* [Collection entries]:
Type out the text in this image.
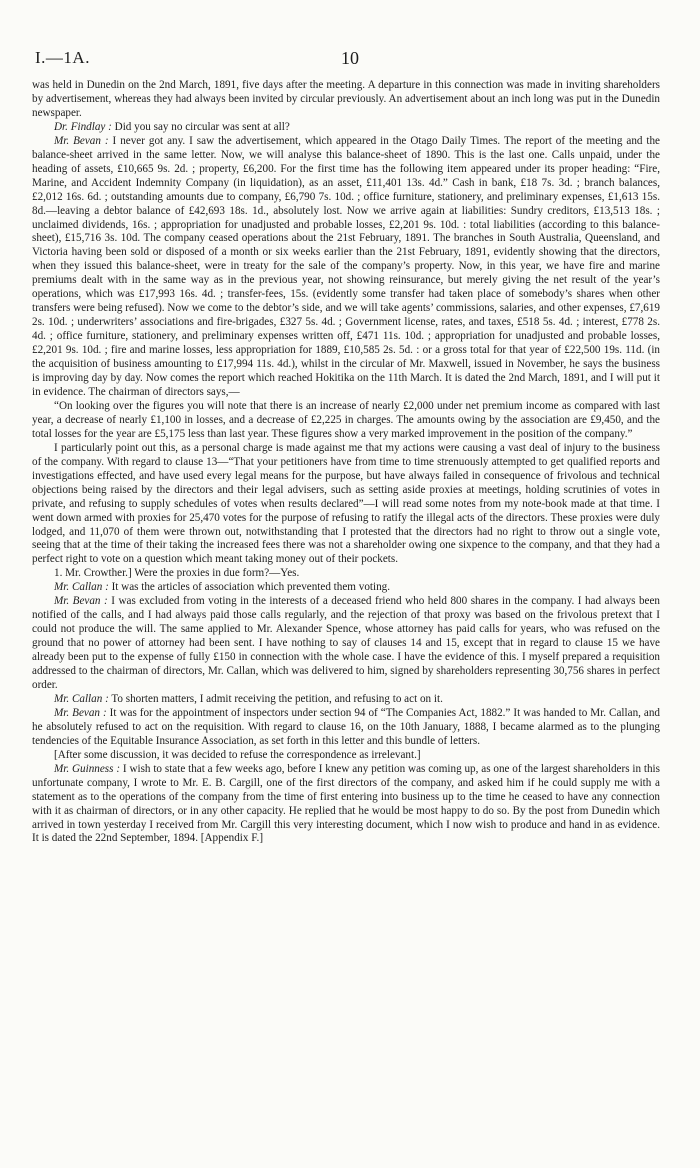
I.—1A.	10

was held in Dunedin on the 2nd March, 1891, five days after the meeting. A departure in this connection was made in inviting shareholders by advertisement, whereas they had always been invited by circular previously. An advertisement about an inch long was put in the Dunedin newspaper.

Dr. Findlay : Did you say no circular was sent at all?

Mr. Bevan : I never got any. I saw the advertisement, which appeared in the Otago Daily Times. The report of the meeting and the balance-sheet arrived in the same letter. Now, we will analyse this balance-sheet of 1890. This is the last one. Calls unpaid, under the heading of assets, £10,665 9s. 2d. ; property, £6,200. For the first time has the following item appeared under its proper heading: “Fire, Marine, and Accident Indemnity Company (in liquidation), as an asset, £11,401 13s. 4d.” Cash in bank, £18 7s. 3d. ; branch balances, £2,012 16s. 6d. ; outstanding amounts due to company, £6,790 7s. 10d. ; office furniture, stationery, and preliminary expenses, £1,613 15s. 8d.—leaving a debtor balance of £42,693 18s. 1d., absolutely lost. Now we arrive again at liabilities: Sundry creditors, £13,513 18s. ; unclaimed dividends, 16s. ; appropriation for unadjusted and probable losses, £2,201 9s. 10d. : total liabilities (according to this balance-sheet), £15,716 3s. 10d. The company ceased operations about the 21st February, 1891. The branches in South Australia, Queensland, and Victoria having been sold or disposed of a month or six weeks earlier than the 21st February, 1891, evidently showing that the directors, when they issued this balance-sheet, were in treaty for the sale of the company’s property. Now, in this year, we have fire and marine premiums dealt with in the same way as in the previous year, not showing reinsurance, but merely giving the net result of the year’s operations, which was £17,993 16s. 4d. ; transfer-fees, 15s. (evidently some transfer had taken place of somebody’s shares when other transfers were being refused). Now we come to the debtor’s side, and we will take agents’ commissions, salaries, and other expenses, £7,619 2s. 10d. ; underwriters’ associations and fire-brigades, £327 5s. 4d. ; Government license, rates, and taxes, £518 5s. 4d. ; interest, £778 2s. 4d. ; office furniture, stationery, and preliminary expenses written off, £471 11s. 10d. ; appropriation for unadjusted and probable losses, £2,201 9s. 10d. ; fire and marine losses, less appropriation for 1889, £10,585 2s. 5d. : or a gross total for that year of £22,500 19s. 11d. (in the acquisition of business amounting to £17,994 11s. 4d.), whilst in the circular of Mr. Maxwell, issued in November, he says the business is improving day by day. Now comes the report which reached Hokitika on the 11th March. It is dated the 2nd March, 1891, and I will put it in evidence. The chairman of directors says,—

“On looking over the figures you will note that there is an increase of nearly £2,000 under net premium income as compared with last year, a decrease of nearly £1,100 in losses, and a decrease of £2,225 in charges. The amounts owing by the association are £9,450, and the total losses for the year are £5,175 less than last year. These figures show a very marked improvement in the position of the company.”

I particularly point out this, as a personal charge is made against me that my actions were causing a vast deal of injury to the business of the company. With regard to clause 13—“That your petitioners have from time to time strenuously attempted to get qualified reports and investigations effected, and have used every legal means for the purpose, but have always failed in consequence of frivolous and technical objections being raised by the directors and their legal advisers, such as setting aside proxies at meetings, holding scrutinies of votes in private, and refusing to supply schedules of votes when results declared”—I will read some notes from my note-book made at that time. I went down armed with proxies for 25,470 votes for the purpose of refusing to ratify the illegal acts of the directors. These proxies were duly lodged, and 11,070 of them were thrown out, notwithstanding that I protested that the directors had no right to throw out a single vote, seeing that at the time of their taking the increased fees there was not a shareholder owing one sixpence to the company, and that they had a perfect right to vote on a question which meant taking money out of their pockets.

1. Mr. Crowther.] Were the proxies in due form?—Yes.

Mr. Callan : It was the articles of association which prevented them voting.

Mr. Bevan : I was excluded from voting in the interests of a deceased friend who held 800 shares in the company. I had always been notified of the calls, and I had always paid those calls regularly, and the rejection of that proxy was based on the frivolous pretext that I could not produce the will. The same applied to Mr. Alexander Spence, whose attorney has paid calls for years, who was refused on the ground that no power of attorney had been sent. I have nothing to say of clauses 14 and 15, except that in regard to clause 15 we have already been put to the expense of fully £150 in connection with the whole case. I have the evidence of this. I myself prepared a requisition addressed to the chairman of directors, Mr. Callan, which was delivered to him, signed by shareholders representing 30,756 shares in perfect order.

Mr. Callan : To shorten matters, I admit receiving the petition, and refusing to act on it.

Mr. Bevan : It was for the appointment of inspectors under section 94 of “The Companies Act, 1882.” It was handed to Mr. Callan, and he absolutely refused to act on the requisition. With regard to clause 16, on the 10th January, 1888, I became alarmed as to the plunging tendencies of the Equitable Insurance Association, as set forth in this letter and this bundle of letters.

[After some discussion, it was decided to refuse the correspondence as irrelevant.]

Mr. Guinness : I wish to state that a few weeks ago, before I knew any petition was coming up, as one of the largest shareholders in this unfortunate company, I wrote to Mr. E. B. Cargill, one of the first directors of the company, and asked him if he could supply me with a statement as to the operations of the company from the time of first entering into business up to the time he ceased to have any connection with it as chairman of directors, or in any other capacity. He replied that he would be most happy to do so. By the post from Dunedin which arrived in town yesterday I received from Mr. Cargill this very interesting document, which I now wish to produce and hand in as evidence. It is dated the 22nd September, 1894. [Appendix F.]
---
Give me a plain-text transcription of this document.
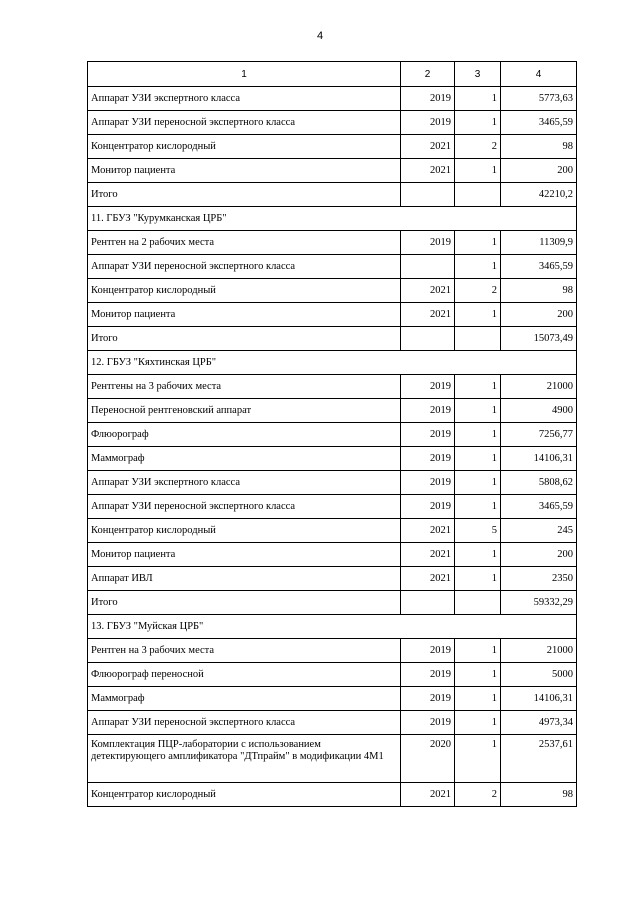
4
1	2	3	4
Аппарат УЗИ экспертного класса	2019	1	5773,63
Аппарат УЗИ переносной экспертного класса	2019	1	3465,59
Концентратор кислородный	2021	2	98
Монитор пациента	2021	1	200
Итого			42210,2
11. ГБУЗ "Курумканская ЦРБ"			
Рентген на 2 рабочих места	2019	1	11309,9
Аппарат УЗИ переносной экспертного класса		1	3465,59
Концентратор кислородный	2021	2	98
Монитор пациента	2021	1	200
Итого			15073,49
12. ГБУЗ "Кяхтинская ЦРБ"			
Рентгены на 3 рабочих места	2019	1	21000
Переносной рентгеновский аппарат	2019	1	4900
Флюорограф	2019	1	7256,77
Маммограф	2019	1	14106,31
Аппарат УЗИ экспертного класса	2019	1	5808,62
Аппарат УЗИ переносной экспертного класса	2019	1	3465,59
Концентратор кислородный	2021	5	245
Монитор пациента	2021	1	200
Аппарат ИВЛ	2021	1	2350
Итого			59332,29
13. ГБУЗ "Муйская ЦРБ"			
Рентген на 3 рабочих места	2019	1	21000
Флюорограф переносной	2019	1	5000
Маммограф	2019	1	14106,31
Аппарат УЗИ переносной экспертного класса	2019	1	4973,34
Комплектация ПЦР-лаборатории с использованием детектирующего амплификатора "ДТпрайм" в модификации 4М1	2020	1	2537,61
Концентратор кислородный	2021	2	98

* [The task]:
All lines above containing the string "produce" are to be collected.

* [Final result]:
Mr. Bevan : I was excluded from voting in the interests of a deceased friend who held 800 shares in the company. I had always been notified of the calls, and I had always paid those calls regularly, and the rejection of that proxy was based on the frivolous pretext that I could not produce the will. The same applied to Mr. Alexander Spence, whose attorney has paid calls for years, who was refused on the ground that no power of attorney had been sent. I have nothing to say of clauses 14 and 15, except that in regard to clause 15 we have already been put to the expense of fully £150 in connection with the whole case. I have the evidence of this. I myself prepared a requisition addressed to the chairman of directors, Mr. Callan, which was delivered to him, signed by shareholders representing 30,756 shares in perfect order.
Mr. Guinness : I wish to state that a few weeks ago, before I knew any petition was coming up, as one of the largest shareholders in this unfortunate company, I wrote to Mr. E. B. Cargill, one of the first directors of the company, and asked him if he could supply me with a statement as to the operations of the company from the time of first entering into business up to the time he ceased to have any connection with it as chairman of directors, or in any other capacity. He replied that he would be most happy to do so. By the post from Dunedin which arrived in town yesterday I received from Mr. Cargill this very interesting document, which I now wish to produce and hand in as evidence. It is dated the 22nd September, 1894. [Appendix F.]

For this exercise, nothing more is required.